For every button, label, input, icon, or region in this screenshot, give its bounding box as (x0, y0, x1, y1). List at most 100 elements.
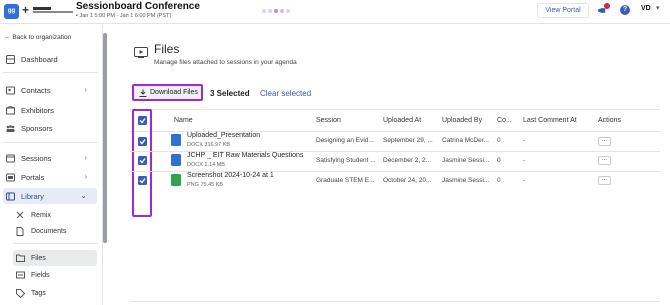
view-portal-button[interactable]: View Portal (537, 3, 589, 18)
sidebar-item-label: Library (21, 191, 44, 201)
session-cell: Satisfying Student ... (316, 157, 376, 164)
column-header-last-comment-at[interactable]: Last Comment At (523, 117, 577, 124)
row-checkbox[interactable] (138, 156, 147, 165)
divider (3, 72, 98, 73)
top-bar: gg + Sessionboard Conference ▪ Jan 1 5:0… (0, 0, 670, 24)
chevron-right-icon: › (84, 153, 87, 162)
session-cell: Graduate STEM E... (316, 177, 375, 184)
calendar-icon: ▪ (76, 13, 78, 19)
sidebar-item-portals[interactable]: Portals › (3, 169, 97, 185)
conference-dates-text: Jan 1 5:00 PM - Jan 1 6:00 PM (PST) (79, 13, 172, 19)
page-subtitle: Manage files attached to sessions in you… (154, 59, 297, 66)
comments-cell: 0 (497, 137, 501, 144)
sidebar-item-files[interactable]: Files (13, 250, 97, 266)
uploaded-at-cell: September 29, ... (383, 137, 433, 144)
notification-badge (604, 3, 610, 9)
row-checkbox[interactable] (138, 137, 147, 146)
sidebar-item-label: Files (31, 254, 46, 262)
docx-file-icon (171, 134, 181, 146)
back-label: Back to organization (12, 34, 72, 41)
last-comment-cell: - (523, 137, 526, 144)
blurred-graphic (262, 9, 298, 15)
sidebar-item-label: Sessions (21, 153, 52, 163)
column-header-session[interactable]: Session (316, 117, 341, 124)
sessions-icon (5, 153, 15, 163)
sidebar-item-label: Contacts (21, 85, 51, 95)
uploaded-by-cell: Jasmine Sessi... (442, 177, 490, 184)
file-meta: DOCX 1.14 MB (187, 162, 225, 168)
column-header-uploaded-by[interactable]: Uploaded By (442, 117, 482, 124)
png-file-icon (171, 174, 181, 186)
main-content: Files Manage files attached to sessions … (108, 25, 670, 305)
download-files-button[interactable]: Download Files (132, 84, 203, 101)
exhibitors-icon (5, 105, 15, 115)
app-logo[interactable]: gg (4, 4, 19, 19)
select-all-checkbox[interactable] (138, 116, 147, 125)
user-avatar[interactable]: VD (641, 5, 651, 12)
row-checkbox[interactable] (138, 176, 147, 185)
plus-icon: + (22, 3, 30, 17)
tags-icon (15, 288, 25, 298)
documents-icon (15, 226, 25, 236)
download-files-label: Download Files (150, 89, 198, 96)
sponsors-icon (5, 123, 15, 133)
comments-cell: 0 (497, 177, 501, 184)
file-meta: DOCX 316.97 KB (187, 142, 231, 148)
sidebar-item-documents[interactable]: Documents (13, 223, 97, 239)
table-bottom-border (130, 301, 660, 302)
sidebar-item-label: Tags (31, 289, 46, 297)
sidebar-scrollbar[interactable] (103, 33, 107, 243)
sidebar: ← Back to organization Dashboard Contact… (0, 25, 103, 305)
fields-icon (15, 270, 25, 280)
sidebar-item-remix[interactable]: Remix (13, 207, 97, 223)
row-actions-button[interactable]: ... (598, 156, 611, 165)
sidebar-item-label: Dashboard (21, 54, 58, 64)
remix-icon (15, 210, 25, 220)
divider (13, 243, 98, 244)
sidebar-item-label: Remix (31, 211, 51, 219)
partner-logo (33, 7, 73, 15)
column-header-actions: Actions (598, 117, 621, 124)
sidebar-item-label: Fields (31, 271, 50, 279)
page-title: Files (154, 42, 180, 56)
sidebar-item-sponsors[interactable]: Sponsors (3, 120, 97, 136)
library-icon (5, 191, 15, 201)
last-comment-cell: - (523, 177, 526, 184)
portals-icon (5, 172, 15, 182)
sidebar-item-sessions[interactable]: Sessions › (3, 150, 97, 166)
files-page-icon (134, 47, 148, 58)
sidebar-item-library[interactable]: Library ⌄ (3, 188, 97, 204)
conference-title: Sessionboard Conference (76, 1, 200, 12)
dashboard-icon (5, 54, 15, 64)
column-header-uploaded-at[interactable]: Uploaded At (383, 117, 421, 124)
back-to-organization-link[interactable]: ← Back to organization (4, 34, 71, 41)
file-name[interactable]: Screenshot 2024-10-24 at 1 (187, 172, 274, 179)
========================
## Required task
Copy every line of the records above word for word, leaving out the picture.

## Result below
For every button, label, input, icon, or region in this screenshot, give its bounding box as (x0, y0, x1, y1). List at most 100 elements.
view-portal-button[interactable]: View Portal (537, 3, 589, 18)
sidebar-item-label: Library (21, 191, 44, 201)
session-cell: Satisfying Student ... (316, 157, 376, 164)
column-header-last-comment-at[interactable]: Last Comment At (523, 117, 577, 124)
row-checkbox[interactable] (138, 156, 147, 165)
divider (3, 72, 98, 73)
top-bar: gg + Sessionboard Conference ▪ Jan 1 5:0… (0, 0, 670, 24)
chevron-right-icon: › (84, 153, 87, 162)
session-cell: Graduate STEM E... (316, 177, 375, 184)
calendar-icon: ▪ (76, 13, 78, 19)
sidebar-item-portals[interactable]: Portals › (3, 169, 97, 185)
conference-dates-text: Jan 1 5:00 PM - Jan 1 6:00 PM (PST) (79, 13, 172, 19)
page-subtitle: Manage files attached to sessions in you… (154, 59, 297, 66)
comments-cell: 0 (497, 137, 501, 144)
sidebar-item-files[interactable]: Files (13, 250, 97, 266)
uploaded-at-cell: September 29, ... (383, 137, 433, 144)
notification-badge (604, 3, 610, 9)
row-checkbox[interactable] (138, 137, 147, 146)
sidebar-item-label: Files (31, 254, 46, 262)
docx-file-icon (171, 134, 181, 146)
back-label: Back to organization (12, 34, 72, 41)
last-comment-cell: - (523, 137, 526, 144)
blurred-graphic (262, 9, 298, 15)
sidebar-item-label: Sessions (21, 153, 52, 163)
column-header-session[interactable]: Session (316, 117, 341, 124)
sessions-icon (5, 153, 15, 163)
sidebar-item-label: Contacts (21, 85, 51, 95)
uploaded-by-cell: Jasmine Sessi... (442, 177, 490, 184)
file-meta: DOCX 1.14 MB (187, 162, 225, 168)
column-header-uploaded-by[interactable]: Uploaded By (442, 117, 482, 124)
png-file-icon (171, 174, 181, 186)
main-content: Files Manage files attached to sessions … (108, 25, 670, 305)
download-files-button[interactable]: Download Files (132, 84, 203, 101)
exhibitors-icon (5, 105, 15, 115)
app-logo[interactable]: gg (4, 4, 19, 19)
select-all-checkbox[interactable] (138, 116, 147, 125)
user-avatar[interactable]: VD (641, 5, 651, 12)
row-checkbox[interactable] (138, 176, 147, 185)
plus-icon: + (22, 3, 30, 17)
tags-icon (15, 288, 25, 298)
documents-icon (15, 226, 25, 236)
download-files-label: Download Files (150, 89, 198, 96)
sponsors-icon (5, 123, 15, 133)
comments-cell: 0 (497, 177, 501, 184)
file-meta: DOCX 316.97 KB (187, 142, 231, 148)
sidebar-item-documents[interactable]: Documents (13, 223, 97, 239)
table-bottom-border (130, 301, 660, 302)
sidebar-item-label: Tags (31, 289, 46, 297)
sidebar-scrollbar[interactable] (103, 33, 107, 243)
sidebar: ← Back to organization Dashboard Contact… (0, 25, 103, 305)
fields-icon (15, 270, 25, 280)
sidebar-item-remix[interactable]: Remix (13, 207, 97, 223)
row-actions-button[interactable]: ... (598, 156, 611, 165)
sidebar-item-label: Dashboard (21, 54, 58, 64)
remix-icon (15, 210, 25, 220)
divider (13, 243, 98, 244)
sidebar-item-label: Remix (31, 211, 51, 219)
partner-logo (33, 7, 73, 15)
column-header-actions: Actions (598, 117, 621, 124)
sidebar-item-label: Fields (31, 271, 50, 279)
page-title: Files (154, 42, 180, 56)
sidebar-item-sponsors[interactable]: Sponsors (3, 120, 97, 136)
library-icon (5, 191, 15, 201)
last-comment-cell: - (523, 177, 526, 184)
portals-icon (5, 172, 15, 182)
sidebar-item-sessions[interactable]: Sessions › (3, 150, 97, 166)
files-page-icon (134, 47, 148, 58)
sidebar-item-library[interactable]: Library ⌄ (3, 188, 97, 204)
conference-title: Sessionboard Conference (76, 1, 200, 12)
dashboard-icon (5, 54, 15, 64)
column-header-uploaded-at[interactable]: Uploaded At (383, 117, 421, 124)
back-to-organization-link[interactable]: ← Back to organization (4, 34, 71, 41)
file-name[interactable]: Screenshot 2024-10-24 at 1 (187, 172, 274, 179)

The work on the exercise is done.